◆ **Problema proposto 1**:
Atualize as linhas dos blocos abaixo, começando na que contém "Patent image size: (1320, 1084)." e parando depois da que contém "The gear 252 is at (1135, 382).". Troque "plan view" por "top view" e mantenha todo o resto igual.
=====
I
Certa vez, quando estudante, ouvi um professor fazendo uma crítica à um projeto falando que a arquitetura é feita de planos. Aquilo foi muito importante para mim. Importante porque me despertou – ou me apresentou – algumas neurastenias epistemológicas. A primeira foi meu incômodo sobre o trato científico das nomenclaturas em arquitetura. O que são planos? A arquitetura como demanda, processo de concepção, o modelo, a obra? Essa falta de pragmatismo investigativo afasta a efetividade do discurso arquitetônico, tanto acadêmico quanto nas aplicações. Poucas vezes a literatura abordou a identificação adequada em pesquisa arquitetônica. Um raro trato – sintético, mas sagaz – foi feito por Lawson sugerindo a abordagem de classificação da pesquisa em arquitetura como processo, produto ou performance.
O segundo incômodo surgiu ao tentar responder à pergunta sobre qual fase da arquitetura são planos. Não consegui conceber a existência de planos em nenhuma fase da existência arquitetônica. Pode parecer uma ponderação exacerbada, uma vez que ficou evidente o significado do que ele quis dizer, mas algo cético em mim não podia aceitar uma afirmação fundada em um erro físico e metafísico. Não há figura de linguagem que transforme o menor grão de areia em um ponto, nem a mais fina folha de papel em um plano.
=====
◆ **Problema proposto 2**:
No trecho fornecido, quem sugeriu classificar a pesquisa em arquitetura como processo, produto ou performance?

◆ **Linhas listadas**:
=====
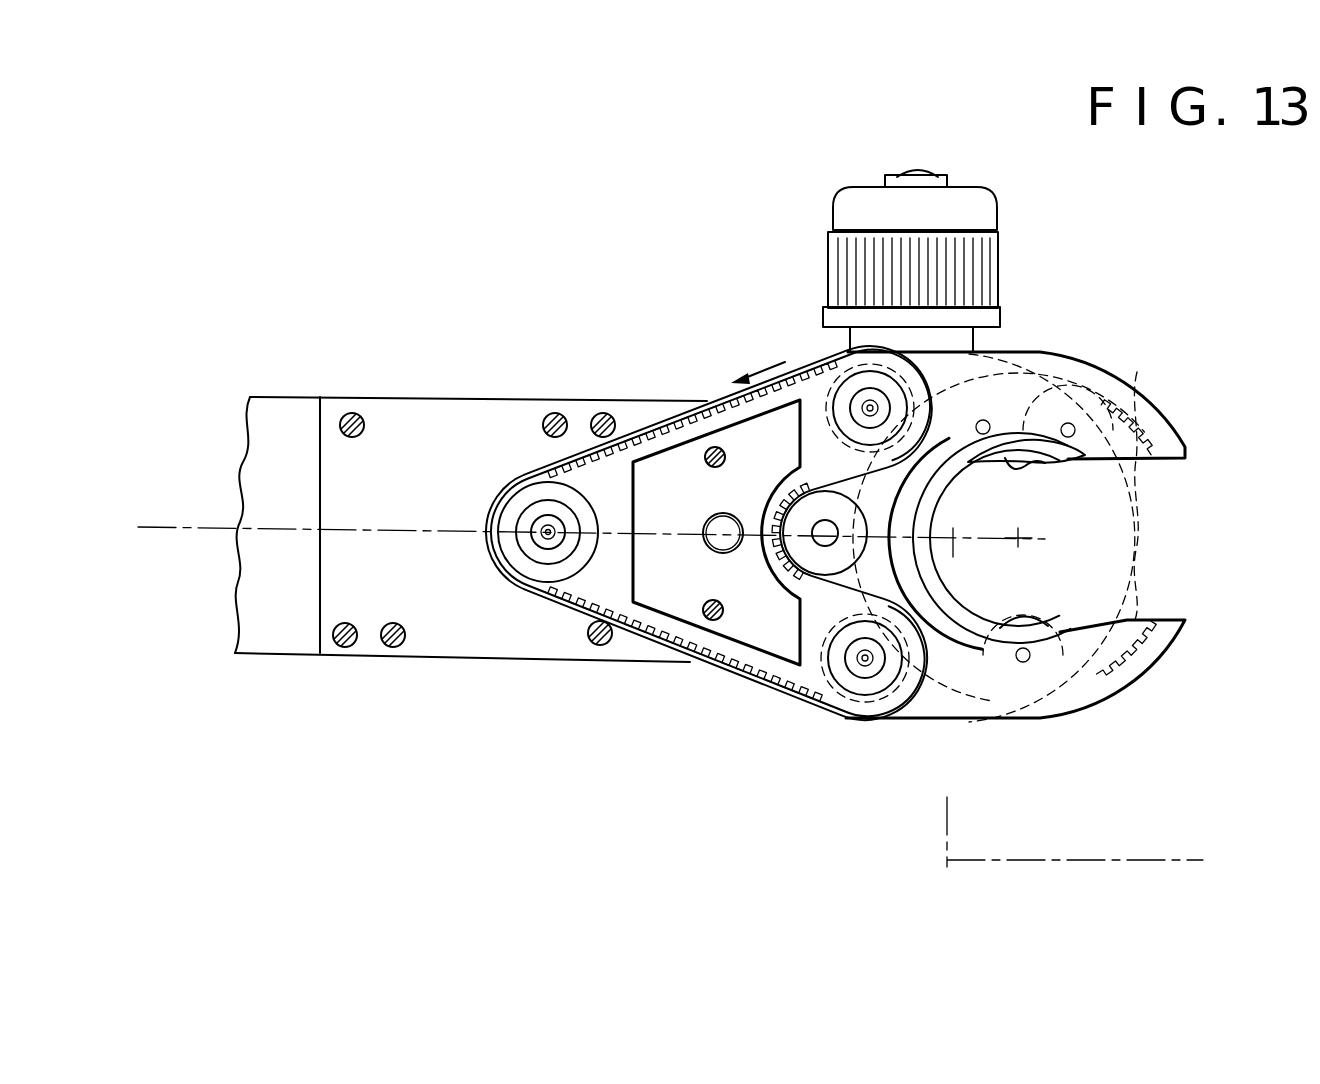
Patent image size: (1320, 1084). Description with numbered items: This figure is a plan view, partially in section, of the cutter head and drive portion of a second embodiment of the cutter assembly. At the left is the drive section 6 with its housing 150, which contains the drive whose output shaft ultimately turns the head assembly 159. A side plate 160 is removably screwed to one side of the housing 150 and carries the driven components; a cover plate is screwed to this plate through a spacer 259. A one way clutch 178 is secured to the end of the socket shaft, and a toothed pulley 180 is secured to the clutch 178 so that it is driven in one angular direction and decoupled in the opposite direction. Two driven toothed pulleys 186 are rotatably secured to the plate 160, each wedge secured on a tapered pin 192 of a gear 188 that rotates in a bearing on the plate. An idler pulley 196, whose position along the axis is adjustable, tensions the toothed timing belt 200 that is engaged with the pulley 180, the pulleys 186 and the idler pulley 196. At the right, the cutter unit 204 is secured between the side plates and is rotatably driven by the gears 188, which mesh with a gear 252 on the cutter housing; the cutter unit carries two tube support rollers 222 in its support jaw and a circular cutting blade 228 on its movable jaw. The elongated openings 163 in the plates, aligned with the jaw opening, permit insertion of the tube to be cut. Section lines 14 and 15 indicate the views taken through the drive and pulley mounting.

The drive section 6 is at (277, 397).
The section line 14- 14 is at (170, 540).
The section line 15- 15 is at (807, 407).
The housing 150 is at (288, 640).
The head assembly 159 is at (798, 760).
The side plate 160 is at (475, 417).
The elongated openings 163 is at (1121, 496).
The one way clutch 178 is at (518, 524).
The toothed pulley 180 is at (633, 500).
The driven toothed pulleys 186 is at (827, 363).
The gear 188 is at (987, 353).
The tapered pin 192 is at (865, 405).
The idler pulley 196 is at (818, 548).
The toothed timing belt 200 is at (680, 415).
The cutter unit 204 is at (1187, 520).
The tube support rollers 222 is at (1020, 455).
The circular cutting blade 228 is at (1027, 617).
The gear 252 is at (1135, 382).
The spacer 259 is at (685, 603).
=====
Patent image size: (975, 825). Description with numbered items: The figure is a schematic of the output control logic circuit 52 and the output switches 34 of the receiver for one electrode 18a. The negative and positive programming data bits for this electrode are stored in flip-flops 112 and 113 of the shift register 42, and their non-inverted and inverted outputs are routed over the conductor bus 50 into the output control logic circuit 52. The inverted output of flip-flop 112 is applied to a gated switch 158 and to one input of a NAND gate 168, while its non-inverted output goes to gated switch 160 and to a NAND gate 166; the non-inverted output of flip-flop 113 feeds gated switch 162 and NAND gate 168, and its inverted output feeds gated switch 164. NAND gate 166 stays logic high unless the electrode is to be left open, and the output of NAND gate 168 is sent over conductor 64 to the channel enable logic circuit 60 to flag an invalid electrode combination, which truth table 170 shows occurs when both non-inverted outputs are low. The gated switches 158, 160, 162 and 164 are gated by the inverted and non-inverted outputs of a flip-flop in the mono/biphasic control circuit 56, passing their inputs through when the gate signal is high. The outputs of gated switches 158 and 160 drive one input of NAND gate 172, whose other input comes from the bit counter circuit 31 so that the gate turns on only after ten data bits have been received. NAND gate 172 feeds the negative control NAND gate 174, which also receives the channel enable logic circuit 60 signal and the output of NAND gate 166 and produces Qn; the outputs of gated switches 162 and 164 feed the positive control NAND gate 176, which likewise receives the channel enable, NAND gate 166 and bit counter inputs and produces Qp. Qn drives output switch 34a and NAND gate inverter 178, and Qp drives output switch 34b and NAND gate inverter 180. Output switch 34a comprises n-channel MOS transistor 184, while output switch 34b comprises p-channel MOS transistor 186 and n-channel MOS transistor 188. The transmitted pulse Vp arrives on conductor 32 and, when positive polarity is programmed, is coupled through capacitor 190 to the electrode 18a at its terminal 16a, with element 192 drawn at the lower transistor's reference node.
=====
◆ **Resultado da tarefa 1**:
Patent image size: (1320, 1084). Description with numbered items: This figure is a top view, partially in section, of the cutter head and drive portion of a second embodiment of the cutter assembly. At the left is the drive section 6 with its housing 150, which contains the drive whose output shaft ultimately turns the head assembly 159. A side plate 160 is removably screwed to one side of the housing 150 and carries the driven components; a cover plate is screwed to this plate through a spacer 259. A one way clutch 178 is secured to the end of the socket shaft, and a toothed pulley 180 is secured to the clutch 178 so that it is driven in one angular direction and decoupled in the opposite direction. Two driven toothed pulleys 186 are rotatably secured to the plate 160, each wedge secured on a tapered pin 192 of a gear 188 that rotates in a bearing on the plate. An idler pulley 196, whose position along the axis is adjustable, tensions the toothed timing belt 200 that is engaged with the pulley 180, the pulleys 186 and the idler pulley 196. At the right, the cutter unit 204 is secured between the side plates and is rotatably driven by the gears 188, which mesh with a gear 252 on the cutter housing; the cutter unit carries two tube support rollers 222 in its support jaw and a circular cutting blade 228 on its movable jaw. The elongated openings 163 in the plates, aligned with the jaw opening, permit insertion of the tube to be cut. Section lines 14 and 15 indicate the views taken through the drive and pulley mounting.

The drive section 6 is at (277, 397).
The section line 14- 14 is at (170, 540).
The section line 15- 15 is at (807, 407).
The housing 150 is at (288, 640).
The head assembly 159 is at (798, 760).
The side plate 160 is at (475, 417).
The elongated openings 163 is at (1121, 496).
The one way clutch 178 is at (518, 524).
The toothed pulley 180 is at (633, 500).
The driven toothed pulleys 186 is at (827, 363).
The gear 188 is at (987, 353).
The tapered pin 192 is at (865, 405).
The idler pulley 196 is at (818, 548).
The toothed timing belt 200 is at (680, 415).
The cutter unit 204 is at (1187, 520).
The tube support rollers 222 is at (1020, 455).
The circular cutting blade 228 is at (1027, 617).
The gear 252 is at (1135, 382).

◆ **Resultado da tarefa 2**:
Lawson.